** What is needed **
Report the count of lines below in which the string "enfants" occurs; include nothing else.

---*---

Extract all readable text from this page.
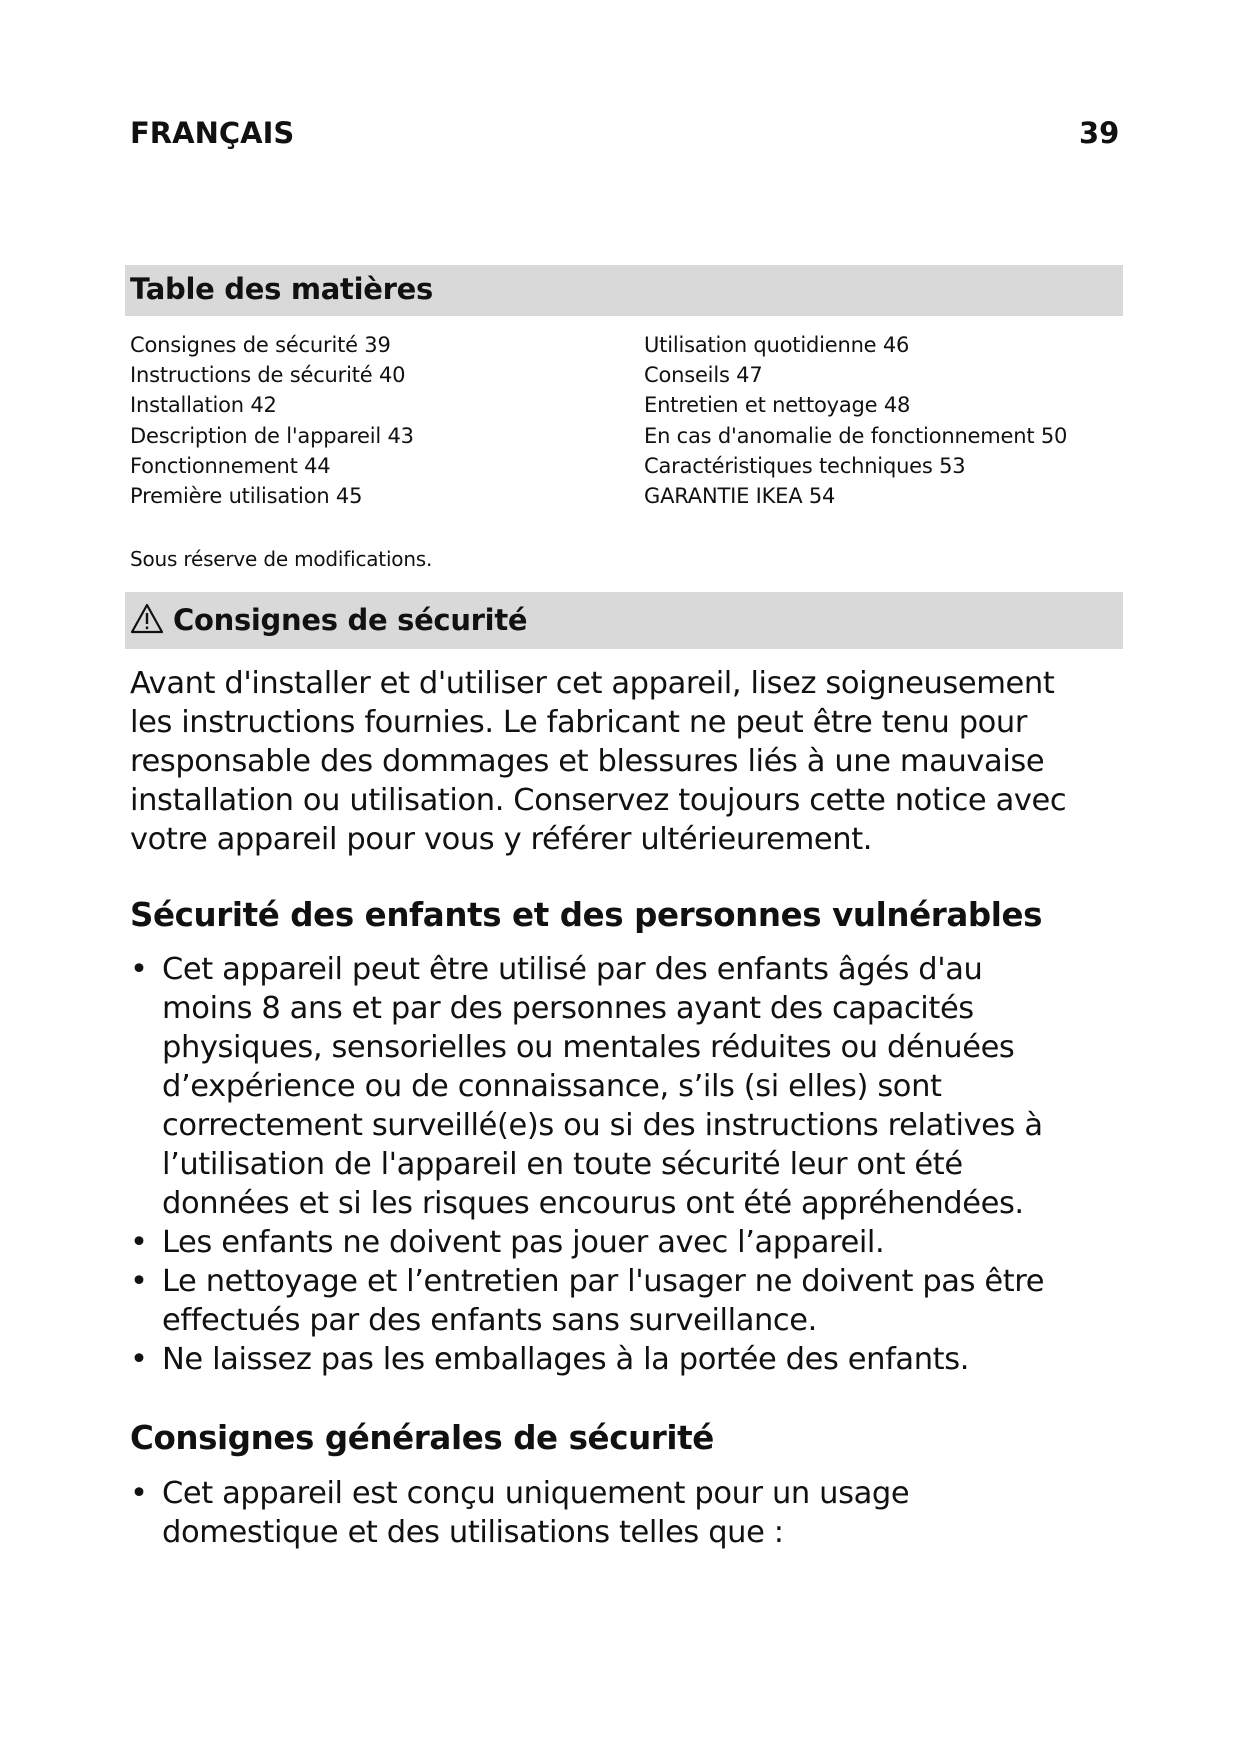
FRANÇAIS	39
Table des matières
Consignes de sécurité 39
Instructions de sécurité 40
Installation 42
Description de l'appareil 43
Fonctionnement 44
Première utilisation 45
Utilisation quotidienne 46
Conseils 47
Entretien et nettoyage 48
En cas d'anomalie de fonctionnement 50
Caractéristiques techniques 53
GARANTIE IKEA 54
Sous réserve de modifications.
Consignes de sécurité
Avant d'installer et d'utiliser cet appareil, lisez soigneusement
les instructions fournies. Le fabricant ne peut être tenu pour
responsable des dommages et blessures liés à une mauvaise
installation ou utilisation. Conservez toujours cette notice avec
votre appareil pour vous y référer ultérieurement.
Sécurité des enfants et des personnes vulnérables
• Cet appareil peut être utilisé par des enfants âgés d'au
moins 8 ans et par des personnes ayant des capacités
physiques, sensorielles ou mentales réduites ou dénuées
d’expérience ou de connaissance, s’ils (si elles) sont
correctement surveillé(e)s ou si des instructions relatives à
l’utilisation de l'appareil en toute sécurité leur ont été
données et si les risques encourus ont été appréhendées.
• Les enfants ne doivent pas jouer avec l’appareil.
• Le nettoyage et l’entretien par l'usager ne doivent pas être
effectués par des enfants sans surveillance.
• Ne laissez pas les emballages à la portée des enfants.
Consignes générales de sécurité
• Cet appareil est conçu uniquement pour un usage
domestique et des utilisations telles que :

---*---

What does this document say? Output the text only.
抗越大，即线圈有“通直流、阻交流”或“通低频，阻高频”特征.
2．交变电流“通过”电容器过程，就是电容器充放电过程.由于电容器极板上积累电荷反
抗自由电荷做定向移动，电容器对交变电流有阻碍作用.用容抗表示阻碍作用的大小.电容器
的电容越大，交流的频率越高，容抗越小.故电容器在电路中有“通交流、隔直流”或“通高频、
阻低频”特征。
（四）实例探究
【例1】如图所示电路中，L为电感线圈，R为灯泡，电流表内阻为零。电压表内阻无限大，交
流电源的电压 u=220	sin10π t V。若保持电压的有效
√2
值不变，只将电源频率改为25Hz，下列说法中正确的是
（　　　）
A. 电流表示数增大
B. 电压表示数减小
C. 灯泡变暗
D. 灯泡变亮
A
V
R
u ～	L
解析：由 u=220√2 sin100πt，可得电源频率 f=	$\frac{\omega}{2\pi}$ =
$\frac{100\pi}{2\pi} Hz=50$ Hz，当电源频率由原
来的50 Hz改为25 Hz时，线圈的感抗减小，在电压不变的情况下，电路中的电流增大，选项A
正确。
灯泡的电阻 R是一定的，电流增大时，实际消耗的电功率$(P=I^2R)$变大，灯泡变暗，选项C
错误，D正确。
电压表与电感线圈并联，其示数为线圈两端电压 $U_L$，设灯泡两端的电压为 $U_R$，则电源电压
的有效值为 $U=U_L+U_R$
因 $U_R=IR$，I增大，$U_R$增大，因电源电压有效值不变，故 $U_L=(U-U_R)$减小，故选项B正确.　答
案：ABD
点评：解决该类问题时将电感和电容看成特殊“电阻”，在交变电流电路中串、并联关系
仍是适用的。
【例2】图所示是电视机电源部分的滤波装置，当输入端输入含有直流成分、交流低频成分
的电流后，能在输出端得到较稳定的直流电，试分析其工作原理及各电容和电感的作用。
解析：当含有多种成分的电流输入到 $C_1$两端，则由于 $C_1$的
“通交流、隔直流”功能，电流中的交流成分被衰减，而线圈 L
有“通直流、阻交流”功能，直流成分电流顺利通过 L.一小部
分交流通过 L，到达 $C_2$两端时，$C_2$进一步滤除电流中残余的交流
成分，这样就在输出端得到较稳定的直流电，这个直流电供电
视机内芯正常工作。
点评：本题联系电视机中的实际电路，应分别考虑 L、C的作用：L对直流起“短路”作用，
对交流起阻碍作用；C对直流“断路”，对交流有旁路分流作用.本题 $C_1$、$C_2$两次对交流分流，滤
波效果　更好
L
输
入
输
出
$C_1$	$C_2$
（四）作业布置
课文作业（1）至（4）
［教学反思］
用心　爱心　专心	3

---*---

** Reply **
5